* **Direction**
Transcribe the material below exactly as it appears.
::: Available data :::
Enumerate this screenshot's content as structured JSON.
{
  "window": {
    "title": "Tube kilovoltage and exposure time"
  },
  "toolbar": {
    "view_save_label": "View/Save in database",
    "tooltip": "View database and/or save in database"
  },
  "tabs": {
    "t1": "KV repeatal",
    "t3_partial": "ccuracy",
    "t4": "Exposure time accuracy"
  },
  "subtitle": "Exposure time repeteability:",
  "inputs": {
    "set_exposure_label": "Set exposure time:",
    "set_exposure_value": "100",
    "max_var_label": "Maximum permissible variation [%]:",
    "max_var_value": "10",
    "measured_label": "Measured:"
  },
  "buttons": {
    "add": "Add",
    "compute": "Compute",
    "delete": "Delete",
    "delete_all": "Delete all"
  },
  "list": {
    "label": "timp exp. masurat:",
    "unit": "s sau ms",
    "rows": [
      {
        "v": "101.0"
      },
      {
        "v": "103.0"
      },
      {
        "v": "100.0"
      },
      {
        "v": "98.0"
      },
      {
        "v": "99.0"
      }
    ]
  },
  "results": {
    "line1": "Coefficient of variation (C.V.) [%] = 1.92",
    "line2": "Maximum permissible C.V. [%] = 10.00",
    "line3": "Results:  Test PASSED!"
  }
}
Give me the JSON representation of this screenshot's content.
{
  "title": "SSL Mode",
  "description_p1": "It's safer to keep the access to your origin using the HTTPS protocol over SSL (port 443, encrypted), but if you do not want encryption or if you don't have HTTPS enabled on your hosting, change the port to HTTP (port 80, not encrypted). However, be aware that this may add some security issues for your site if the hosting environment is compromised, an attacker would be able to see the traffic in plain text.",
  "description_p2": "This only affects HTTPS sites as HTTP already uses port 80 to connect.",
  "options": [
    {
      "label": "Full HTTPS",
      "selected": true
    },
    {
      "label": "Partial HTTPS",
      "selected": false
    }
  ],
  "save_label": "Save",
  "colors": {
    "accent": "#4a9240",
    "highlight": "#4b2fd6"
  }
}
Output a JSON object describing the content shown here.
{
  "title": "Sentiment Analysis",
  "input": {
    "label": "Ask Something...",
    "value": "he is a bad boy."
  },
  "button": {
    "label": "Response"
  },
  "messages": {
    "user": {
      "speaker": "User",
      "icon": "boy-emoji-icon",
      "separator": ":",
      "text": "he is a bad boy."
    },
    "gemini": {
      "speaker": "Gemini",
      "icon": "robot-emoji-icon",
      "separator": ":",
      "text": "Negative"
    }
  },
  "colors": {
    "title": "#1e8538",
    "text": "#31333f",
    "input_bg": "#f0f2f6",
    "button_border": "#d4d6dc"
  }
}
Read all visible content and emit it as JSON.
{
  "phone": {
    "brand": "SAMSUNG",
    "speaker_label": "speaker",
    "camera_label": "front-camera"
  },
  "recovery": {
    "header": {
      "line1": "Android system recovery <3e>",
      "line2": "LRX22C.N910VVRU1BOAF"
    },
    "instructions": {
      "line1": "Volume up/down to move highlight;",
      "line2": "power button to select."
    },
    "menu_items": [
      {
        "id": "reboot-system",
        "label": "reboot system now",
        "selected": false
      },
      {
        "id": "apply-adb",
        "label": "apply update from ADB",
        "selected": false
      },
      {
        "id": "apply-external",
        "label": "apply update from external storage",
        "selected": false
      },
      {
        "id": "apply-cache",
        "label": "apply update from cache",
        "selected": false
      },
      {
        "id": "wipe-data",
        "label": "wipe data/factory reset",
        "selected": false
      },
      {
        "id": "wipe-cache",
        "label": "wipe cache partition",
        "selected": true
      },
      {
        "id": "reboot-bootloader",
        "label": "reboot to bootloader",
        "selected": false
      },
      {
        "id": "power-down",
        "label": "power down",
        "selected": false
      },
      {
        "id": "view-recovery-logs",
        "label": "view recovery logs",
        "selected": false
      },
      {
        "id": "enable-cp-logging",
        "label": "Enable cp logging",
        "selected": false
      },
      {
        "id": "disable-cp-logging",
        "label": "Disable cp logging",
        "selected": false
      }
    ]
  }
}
:::
* **Response to the task**
Enumerate this screenshot's content as structured JSON.
{
  "window": {
    "title": "Tube kilovoltage and exposure time"
  },
  "toolbar": {
    "view_save_label": "View/Save in database",
    "tooltip": "View database and/or save in database"
  },
  "tabs": {
    "t1": "KV repeatal",
    "t3_partial": "ccuracy",
    "t4": "Exposure time accuracy"
  },
  "subtitle": "Exposure time repeteability:",
  "inputs": {
    "set_exposure_label": "Set exposure time:",
    "set_exposure_value": "100",
    "max_var_label": "Maximum permissible variation [%]:",
    "max_var_value": "10",
    "measured_label": "Measured:"
  },
  "buttons": {
    "add": "Add",
    "compute": "Compute",
    "delete": "Delete",
    "delete_all": "Delete all"
  },
  "list": {
    "label": "timp exp. masurat:",
    "unit": "s sau ms",
    "rows": [
      {
        "v": "101.0"
      },
      {
        "v": "103.0"
      },
      {
        "v": "100.0"
      },
      {
        "v": "98.0"
      },
      {
        "v": "99.0"
      }
    ]
  },
  "results": {
    "line1": "Coefficient of variation (C.V.) [%] = 1.92",
    "line2": "Maximum permissible C.V. [%] = 10.00",
    "line3": "Results:  Test PASSED!"
  }
}
Give me the JSON representation of this screenshot's content.
{
  "title": "SSL Mode",
  "description_p1": "It's safer to keep the access to your origin using the HTTPS protocol over SSL (port 443, encrypted), but if you do not want encryption or if you don't have HTTPS enabled on your hosting, change the port to HTTP (port 80, not encrypted). However, be aware that this may add some security issues for your site if the hosting environment is compromised, an attacker would be able to see the traffic in plain text.",
  "description_p2": "This only affects HTTPS sites as HTTP already uses port 80 to connect.",
  "options": [
    {
      "label": "Full HTTPS",
      "selected": true
    },
    {
      "label": "Partial HTTPS",
      "selected": false
    }
  ],
  "save_label": "Save",
  "colors": {
    "accent": "#4a9240",
    "highlight": "#4b2fd6"
  }
}
Output a JSON object describing the content shown here.
{
  "title": "Sentiment Analysis",
  "input": {
    "label": "Ask Something...",
    "value": "he is a bad boy."
  },
  "button": {
    "label": "Response"
  },
  "messages": {
    "user": {
      "speaker": "User",
      "icon": "boy-emoji-icon",
      "separator": ":",
      "text": "he is a bad boy."
    },
    "gemini": {
      "speaker": "Gemini",
      "icon": "robot-emoji-icon",
      "separator": ":",
      "text": "Negative"
    }
  },
  "colors": {
    "title": "#1e8538",
    "text": "#31333f",
    "input_bg": "#f0f2f6",
    "button_border": "#d4d6dc"
  }
}
Read all visible content and emit it as JSON.
{
  "phone": {
    "brand": "SAMSUNG",
    "speaker_label": "speaker",
    "camera_label": "front-camera"
  },
  "recovery": {
    "header": {
      "line1": "Android system recovery <3e>",
      "line2": "LRX22C.N910VVRU1BOAF"
    },
    "instructions": {
      "line1": "Volume up/down to move highlight;",
      "line2": "power button to select."
    },
    "menu_items": [
      {
        "id": "reboot-system",
        "label": "reboot system now",
        "selected": false
      },
      {
        "id": "apply-adb",
        "label": "apply update from ADB",
        "selected": false
      },
      {
        "id": "apply-external",
        "label": "apply update from external storage",
        "selected": false
      },
      {
        "id": "apply-cache",
        "label": "apply update from cache",
        "selected": false
      },
      {
        "id": "wipe-data",
        "label": "wipe data/factory reset",
        "selected": false
      },
      {
        "id": "wipe-cache",
        "label": "wipe cache partition",
        "selected": true
      },
      {
        "id": "reboot-bootloader",
        "label": "reboot to bootloader",
        "selected": false
      },
      {
        "id": "power-down",
        "label": "power down",
        "selected": false
      },
      {
        "id": "view-recovery-logs",
        "label": "view recovery logs",
        "selected": false
      },
      {
        "id": "enable-cp-logging",
        "label": "Enable cp logging",
        "selected": false
      },
      {
        "id": "disable-cp-logging",
        "label": "Disable cp logging",
        "selected": false
      }
    ]
  }
}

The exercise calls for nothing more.